▸ Record list
<<<<

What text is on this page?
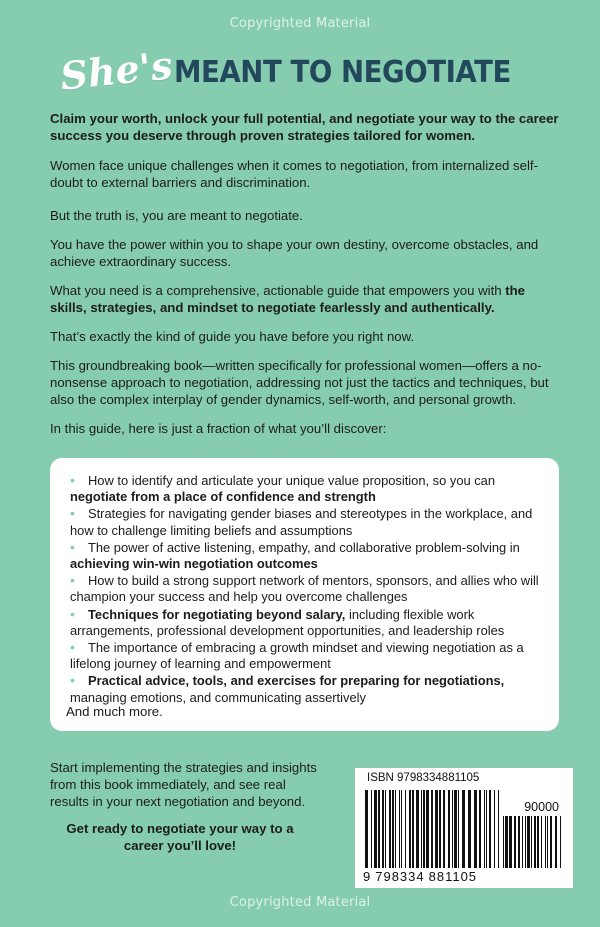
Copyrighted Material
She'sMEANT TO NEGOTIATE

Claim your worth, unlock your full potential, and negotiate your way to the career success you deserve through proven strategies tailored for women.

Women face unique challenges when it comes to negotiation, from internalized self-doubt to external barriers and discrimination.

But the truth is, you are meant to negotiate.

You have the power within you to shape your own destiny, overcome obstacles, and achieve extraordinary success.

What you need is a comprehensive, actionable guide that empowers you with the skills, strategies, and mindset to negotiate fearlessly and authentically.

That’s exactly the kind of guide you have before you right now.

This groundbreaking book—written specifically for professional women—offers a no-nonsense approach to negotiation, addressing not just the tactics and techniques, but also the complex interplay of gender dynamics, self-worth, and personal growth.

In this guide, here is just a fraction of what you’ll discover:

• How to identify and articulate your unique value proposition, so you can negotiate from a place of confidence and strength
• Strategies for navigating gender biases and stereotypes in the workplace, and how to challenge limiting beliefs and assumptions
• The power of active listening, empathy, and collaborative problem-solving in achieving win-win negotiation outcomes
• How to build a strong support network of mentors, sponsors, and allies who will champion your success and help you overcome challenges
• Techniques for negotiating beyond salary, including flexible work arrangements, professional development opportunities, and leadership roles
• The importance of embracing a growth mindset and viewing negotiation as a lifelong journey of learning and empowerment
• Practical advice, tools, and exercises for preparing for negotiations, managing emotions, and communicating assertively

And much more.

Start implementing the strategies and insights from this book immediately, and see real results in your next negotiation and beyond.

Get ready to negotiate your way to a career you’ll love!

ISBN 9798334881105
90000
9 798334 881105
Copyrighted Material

>>>>
<<<<

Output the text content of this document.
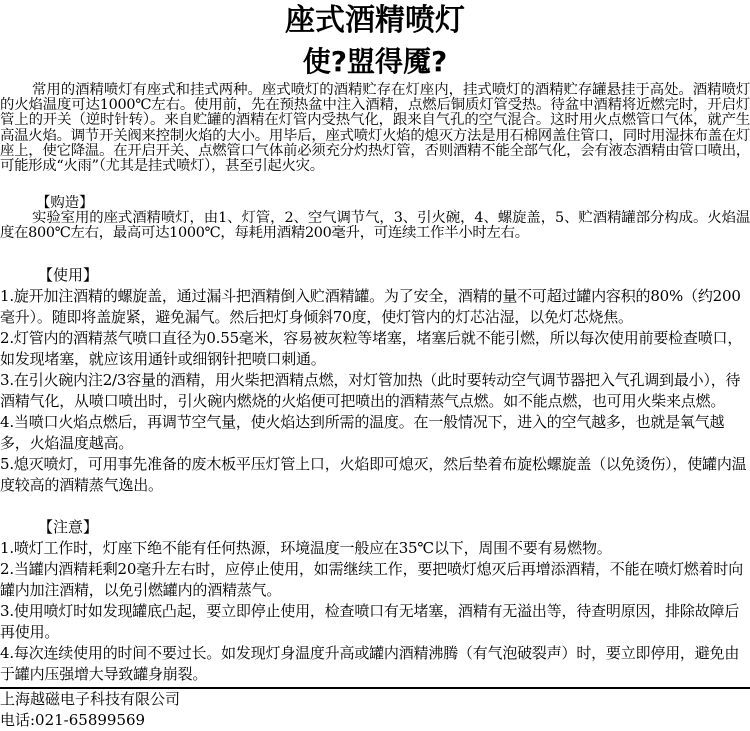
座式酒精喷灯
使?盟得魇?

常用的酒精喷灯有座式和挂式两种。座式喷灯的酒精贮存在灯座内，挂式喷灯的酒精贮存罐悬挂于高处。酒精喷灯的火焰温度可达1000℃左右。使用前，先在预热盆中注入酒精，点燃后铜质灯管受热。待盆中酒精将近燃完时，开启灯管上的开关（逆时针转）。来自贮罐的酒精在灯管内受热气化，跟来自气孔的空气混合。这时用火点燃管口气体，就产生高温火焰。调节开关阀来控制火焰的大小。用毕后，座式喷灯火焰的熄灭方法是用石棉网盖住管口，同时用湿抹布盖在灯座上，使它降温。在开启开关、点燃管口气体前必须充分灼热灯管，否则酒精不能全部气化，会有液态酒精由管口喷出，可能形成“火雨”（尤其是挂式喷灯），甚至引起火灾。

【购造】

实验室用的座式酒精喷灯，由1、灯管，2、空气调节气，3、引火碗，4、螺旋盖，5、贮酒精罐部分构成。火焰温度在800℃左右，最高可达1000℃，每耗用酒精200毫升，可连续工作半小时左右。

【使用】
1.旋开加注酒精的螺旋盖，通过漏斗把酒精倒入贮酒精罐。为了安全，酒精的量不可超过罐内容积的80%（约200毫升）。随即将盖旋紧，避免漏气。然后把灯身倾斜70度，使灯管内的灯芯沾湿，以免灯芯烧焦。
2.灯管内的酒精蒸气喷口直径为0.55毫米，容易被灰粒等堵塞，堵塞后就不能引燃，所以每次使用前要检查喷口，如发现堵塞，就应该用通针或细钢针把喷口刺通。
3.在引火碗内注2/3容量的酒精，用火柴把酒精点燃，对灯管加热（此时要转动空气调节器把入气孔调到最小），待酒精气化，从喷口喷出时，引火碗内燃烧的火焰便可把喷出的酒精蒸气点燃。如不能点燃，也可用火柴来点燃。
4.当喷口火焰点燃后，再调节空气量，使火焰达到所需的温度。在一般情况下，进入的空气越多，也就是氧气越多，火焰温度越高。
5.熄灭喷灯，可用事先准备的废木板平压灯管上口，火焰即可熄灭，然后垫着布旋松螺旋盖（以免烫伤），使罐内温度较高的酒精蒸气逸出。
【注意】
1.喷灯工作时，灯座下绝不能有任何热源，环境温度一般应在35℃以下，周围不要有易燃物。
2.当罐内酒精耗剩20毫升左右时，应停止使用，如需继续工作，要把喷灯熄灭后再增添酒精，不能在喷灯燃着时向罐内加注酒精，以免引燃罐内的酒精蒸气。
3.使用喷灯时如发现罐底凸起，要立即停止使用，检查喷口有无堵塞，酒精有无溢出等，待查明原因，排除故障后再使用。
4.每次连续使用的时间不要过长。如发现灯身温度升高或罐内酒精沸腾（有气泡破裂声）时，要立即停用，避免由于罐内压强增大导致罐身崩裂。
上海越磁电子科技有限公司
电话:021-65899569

>>>>

▸ Exercise prompt
Collect each line holding the string "have".

▸ Finished task
You have the power within you to shape your own destiny, overcome obstacles, and achieve extraordinary success.
That’s exactly the kind of guide you have before you right now.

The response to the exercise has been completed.